• [Given records]
+ + + + +

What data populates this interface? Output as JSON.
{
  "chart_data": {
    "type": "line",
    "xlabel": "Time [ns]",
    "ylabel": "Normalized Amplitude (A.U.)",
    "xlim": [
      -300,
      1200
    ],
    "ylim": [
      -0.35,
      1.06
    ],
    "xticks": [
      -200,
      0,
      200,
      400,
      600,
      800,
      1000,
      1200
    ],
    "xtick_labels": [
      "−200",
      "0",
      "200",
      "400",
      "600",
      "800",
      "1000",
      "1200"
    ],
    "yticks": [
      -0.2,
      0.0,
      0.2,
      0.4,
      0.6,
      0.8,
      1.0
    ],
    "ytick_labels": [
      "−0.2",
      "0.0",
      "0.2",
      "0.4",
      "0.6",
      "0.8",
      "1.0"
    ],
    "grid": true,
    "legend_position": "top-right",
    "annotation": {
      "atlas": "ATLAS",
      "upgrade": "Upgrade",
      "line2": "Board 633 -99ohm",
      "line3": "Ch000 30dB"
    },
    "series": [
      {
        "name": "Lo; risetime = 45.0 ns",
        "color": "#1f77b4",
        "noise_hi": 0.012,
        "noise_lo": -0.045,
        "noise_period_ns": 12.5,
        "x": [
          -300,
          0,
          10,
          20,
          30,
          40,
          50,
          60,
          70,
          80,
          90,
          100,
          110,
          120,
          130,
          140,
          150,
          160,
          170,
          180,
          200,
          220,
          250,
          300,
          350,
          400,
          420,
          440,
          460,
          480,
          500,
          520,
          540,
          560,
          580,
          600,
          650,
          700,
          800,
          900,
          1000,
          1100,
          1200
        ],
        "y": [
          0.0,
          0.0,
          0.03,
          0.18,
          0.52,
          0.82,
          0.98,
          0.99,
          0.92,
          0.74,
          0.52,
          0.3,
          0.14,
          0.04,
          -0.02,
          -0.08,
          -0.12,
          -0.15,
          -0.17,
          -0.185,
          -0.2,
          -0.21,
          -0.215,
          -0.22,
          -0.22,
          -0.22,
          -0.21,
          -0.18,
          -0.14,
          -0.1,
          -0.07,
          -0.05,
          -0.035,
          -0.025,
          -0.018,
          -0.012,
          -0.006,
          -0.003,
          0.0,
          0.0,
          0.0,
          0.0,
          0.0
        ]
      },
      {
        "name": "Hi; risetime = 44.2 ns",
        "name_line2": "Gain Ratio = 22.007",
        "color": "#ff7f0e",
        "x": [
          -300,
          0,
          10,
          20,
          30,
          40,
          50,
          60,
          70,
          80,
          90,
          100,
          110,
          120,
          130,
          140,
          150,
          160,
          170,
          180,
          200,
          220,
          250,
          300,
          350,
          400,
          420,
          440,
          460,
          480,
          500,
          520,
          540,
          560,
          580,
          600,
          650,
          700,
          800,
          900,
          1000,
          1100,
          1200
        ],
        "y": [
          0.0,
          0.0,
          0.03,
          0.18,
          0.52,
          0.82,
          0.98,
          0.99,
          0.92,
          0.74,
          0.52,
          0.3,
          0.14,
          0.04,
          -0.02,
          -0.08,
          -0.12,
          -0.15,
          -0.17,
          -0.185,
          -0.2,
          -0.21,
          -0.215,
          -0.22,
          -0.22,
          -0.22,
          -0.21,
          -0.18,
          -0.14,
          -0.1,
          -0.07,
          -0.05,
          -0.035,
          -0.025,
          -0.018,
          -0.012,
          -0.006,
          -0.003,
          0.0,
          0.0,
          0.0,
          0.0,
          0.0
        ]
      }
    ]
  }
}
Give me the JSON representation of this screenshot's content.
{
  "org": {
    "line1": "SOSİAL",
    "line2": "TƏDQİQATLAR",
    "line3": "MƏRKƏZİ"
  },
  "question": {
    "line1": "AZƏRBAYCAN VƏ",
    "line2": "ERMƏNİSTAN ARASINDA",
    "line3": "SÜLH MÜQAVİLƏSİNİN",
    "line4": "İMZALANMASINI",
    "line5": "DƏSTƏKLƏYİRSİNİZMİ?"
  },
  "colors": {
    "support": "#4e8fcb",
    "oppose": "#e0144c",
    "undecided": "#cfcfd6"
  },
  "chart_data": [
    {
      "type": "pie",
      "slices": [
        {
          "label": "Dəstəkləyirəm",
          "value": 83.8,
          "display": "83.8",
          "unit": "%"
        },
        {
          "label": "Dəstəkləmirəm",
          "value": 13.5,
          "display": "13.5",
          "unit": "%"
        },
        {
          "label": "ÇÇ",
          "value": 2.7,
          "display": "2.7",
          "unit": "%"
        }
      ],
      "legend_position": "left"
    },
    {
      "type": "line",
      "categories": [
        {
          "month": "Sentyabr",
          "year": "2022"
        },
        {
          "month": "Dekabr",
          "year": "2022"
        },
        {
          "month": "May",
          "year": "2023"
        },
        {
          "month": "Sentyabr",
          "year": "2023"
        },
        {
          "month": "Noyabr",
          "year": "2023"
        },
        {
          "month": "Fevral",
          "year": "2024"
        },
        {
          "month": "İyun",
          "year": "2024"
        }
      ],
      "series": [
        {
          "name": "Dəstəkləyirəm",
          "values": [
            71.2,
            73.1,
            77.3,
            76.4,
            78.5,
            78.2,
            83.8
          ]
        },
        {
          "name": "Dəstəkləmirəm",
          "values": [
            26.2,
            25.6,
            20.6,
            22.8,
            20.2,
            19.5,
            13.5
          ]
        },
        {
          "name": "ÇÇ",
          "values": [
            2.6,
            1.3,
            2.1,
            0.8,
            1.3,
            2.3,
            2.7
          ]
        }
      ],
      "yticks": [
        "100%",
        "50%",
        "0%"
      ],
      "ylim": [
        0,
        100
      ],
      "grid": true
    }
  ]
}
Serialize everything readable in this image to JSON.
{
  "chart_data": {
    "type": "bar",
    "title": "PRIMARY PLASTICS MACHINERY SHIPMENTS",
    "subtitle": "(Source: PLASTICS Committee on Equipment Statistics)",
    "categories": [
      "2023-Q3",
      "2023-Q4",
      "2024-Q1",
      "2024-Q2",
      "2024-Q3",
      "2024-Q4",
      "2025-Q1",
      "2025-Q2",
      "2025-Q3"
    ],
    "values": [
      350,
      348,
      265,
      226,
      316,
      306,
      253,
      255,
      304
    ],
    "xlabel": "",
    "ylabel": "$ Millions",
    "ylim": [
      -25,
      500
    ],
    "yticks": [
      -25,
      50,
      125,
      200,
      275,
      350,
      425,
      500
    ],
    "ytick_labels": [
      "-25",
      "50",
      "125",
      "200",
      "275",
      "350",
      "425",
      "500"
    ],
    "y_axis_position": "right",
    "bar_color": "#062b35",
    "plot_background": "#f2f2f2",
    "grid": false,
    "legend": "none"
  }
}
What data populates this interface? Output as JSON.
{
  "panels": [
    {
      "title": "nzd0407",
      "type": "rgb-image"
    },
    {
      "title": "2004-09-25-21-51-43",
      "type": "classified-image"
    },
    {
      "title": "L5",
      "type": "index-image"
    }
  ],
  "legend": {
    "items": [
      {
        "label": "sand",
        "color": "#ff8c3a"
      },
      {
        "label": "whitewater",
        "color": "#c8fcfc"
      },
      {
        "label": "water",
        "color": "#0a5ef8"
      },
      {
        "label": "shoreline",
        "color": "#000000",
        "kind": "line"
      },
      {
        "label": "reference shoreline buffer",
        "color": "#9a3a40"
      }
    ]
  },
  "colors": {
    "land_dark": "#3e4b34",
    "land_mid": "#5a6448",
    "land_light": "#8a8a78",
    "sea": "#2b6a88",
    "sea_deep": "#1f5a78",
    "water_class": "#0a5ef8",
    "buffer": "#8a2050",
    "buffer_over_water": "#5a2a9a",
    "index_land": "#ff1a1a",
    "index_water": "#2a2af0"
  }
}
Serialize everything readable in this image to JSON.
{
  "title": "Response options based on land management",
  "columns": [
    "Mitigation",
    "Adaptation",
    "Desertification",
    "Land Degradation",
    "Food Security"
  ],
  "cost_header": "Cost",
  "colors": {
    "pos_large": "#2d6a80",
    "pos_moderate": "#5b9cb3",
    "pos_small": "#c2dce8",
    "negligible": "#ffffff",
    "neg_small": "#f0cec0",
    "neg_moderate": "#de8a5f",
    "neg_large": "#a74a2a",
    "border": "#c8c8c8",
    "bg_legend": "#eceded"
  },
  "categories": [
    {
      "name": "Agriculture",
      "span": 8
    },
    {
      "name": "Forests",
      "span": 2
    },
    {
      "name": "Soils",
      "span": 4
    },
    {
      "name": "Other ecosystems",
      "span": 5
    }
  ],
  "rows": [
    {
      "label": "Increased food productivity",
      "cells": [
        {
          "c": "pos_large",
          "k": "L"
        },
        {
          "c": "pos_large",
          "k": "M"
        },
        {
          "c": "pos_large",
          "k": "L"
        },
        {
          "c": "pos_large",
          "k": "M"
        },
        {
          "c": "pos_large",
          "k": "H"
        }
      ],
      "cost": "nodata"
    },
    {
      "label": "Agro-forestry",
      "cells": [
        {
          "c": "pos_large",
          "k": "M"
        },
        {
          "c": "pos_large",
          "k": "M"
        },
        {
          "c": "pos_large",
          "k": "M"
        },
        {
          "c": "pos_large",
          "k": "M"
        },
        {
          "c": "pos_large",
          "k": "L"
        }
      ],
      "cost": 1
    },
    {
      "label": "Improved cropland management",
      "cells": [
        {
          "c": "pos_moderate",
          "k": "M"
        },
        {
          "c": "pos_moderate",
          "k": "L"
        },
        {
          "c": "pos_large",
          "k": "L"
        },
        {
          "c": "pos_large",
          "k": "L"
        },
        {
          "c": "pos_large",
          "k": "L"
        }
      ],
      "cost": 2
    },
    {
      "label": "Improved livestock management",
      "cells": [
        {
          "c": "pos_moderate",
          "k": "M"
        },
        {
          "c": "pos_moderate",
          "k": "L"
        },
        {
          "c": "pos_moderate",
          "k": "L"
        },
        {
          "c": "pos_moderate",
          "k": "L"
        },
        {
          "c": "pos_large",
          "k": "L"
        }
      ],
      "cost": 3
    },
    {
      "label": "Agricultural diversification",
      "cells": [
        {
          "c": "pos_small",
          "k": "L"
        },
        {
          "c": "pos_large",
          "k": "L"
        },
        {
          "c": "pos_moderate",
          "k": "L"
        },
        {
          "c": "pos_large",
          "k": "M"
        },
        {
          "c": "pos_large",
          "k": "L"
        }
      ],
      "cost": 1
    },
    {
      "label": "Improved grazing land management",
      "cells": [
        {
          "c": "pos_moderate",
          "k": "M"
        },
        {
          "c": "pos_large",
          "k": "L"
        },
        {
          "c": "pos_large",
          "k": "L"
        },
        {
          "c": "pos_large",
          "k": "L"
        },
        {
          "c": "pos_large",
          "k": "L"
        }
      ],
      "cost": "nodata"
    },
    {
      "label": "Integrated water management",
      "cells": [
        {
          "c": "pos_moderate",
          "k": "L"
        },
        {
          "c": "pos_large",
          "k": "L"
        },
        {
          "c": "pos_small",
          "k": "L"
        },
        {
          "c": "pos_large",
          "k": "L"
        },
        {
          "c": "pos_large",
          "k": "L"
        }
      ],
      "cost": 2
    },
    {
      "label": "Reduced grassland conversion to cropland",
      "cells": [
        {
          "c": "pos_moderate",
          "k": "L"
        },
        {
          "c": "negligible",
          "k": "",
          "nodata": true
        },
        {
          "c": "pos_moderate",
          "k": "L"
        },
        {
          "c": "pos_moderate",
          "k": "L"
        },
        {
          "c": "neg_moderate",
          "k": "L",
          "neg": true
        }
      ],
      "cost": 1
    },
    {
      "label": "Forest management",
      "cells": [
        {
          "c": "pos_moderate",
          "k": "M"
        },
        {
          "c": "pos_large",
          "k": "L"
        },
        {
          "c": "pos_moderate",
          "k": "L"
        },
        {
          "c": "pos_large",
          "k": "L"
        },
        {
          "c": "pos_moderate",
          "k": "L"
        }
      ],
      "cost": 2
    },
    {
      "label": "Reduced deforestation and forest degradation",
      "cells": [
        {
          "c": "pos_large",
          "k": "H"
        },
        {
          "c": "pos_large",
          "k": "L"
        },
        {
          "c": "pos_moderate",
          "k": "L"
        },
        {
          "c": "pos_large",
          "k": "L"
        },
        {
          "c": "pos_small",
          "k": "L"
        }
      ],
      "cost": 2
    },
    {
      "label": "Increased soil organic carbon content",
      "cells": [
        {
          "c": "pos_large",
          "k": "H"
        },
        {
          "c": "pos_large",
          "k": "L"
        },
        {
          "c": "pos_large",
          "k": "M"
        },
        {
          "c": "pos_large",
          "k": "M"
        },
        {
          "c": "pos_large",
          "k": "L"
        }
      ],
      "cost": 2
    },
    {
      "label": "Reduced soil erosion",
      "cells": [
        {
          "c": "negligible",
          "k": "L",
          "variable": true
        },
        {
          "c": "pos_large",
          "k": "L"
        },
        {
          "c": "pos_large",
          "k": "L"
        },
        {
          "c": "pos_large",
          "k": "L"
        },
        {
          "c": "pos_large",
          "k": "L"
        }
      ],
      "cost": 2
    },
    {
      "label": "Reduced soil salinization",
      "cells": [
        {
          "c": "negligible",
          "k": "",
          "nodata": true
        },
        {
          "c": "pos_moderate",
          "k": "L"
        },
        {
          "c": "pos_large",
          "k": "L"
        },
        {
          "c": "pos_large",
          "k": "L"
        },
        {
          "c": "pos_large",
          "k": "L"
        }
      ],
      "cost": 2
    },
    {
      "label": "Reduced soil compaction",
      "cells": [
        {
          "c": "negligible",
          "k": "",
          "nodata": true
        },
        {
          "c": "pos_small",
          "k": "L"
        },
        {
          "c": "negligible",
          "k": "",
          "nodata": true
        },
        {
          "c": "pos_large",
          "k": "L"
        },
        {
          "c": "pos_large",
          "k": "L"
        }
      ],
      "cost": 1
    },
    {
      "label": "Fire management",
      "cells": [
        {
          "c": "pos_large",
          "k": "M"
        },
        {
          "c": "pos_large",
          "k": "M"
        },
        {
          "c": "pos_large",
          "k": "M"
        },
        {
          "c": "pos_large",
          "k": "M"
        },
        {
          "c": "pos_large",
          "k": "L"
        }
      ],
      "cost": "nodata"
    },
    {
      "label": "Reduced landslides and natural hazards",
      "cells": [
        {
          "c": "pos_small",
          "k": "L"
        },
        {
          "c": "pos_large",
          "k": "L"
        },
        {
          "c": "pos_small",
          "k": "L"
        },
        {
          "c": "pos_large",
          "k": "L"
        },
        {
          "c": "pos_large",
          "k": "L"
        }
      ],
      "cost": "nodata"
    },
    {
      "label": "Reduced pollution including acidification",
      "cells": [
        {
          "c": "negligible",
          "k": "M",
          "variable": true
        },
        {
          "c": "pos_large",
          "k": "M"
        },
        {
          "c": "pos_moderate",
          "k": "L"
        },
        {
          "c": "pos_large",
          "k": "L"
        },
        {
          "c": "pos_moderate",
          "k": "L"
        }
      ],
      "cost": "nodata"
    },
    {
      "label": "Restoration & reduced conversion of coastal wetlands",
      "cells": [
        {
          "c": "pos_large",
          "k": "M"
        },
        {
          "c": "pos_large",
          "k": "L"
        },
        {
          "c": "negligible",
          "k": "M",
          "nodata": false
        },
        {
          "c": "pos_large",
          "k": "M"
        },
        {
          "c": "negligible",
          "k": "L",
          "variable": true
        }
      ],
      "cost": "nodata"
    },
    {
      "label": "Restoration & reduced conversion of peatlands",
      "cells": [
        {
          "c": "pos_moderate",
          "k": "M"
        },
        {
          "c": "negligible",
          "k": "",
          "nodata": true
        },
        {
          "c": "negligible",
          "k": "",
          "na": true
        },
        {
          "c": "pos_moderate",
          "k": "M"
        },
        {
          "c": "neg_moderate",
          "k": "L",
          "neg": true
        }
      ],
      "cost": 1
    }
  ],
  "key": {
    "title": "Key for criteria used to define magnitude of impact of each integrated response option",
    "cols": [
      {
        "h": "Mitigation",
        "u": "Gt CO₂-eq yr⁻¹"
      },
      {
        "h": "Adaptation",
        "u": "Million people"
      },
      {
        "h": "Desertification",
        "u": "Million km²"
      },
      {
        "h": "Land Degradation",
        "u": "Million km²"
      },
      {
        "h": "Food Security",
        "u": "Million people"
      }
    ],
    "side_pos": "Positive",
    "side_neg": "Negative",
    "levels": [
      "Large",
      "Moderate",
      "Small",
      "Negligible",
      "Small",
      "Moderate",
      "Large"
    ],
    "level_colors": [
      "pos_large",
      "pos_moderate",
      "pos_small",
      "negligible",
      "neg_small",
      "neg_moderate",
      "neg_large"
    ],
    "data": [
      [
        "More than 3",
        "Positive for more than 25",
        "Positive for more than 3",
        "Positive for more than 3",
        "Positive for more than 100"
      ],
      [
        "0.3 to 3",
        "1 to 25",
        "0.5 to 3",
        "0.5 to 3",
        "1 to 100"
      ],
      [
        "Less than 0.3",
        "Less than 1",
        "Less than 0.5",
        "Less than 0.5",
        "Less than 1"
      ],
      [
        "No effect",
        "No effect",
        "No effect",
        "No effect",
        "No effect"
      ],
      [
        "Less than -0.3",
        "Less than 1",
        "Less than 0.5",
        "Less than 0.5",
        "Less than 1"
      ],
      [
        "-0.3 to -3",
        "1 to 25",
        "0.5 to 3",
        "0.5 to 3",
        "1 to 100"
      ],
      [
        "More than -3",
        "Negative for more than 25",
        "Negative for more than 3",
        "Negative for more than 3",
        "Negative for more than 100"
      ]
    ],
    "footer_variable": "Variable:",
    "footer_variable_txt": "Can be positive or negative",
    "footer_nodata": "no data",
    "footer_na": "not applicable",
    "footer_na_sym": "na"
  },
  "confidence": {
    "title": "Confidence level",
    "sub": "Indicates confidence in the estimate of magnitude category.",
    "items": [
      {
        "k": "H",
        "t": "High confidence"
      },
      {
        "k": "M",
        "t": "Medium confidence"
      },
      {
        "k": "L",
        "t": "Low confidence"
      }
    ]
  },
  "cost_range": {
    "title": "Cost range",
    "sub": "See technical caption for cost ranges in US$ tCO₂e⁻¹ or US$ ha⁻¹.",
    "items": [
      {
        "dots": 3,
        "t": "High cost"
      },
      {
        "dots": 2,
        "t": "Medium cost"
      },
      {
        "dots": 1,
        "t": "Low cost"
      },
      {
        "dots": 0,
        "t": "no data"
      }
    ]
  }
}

+ + + + +

• [What is expected] Reply with one number only: how many lines of the listing hold "Restoration"?

• [Finished exercise] 2